## Do this
Extract the final stretch of the data: the line that contains "Read out every word on this page." and every line after it, unaltered, and no other lines.

## Extracted data
— Begin —
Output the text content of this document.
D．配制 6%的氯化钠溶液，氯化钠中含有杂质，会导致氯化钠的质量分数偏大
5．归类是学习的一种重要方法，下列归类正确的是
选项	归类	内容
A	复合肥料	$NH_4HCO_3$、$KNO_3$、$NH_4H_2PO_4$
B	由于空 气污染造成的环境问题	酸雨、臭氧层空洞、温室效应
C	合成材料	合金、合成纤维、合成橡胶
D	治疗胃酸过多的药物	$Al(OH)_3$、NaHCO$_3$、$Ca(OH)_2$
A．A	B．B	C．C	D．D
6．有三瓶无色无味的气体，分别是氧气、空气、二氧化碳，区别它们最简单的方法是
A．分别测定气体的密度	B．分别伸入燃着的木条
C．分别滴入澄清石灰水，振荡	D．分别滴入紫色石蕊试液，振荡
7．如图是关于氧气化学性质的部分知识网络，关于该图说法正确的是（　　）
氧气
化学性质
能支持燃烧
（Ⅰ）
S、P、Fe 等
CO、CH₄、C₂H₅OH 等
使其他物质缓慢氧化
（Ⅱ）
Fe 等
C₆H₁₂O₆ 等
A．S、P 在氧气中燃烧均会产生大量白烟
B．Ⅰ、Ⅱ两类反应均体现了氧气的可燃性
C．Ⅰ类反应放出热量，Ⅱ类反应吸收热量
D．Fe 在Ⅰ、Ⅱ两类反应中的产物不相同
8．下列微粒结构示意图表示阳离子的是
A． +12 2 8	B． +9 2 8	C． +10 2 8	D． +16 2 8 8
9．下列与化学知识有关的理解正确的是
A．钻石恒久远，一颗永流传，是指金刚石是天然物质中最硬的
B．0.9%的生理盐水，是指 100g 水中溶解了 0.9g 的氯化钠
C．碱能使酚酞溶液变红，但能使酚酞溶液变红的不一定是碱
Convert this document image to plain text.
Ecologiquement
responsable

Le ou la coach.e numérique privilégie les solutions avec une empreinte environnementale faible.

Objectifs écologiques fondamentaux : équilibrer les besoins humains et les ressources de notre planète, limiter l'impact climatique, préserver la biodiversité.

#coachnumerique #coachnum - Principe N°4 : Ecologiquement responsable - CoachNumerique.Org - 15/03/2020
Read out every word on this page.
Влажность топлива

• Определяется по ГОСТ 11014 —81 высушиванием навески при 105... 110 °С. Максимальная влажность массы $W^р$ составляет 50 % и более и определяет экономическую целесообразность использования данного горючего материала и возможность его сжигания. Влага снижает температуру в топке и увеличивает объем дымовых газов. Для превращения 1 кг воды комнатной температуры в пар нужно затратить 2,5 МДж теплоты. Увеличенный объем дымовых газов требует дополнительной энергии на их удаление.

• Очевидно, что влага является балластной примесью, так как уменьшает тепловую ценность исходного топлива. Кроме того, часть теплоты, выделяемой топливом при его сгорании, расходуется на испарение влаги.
— End —
## Reply to the exercise
Read out every word on this page.
Влажность топлива

• Определяется по ГОСТ 11014 —81 высушиванием навески при 105... 110 °С. Максимальная влажность массы $W^р$ составляет 50 % и более и определяет экономическую целесообразность использования данного горючего материала и возможность его сжигания. Влага снижает температуру в топке и увеличивает объем дымовых газов. Для превращения 1 кг воды комнатной температуры в пар нужно затратить 2,5 МДж теплоты. Увеличенный объем дымовых газов требует дополнительной энергии на их удаление.

• Очевидно, что влага является балластной примесью, так как уменьшает тепловую ценность исходного топлива. Кроме того, часть теплоты, выделяемой топливом при его сгорании, расходуется на испарение влаги.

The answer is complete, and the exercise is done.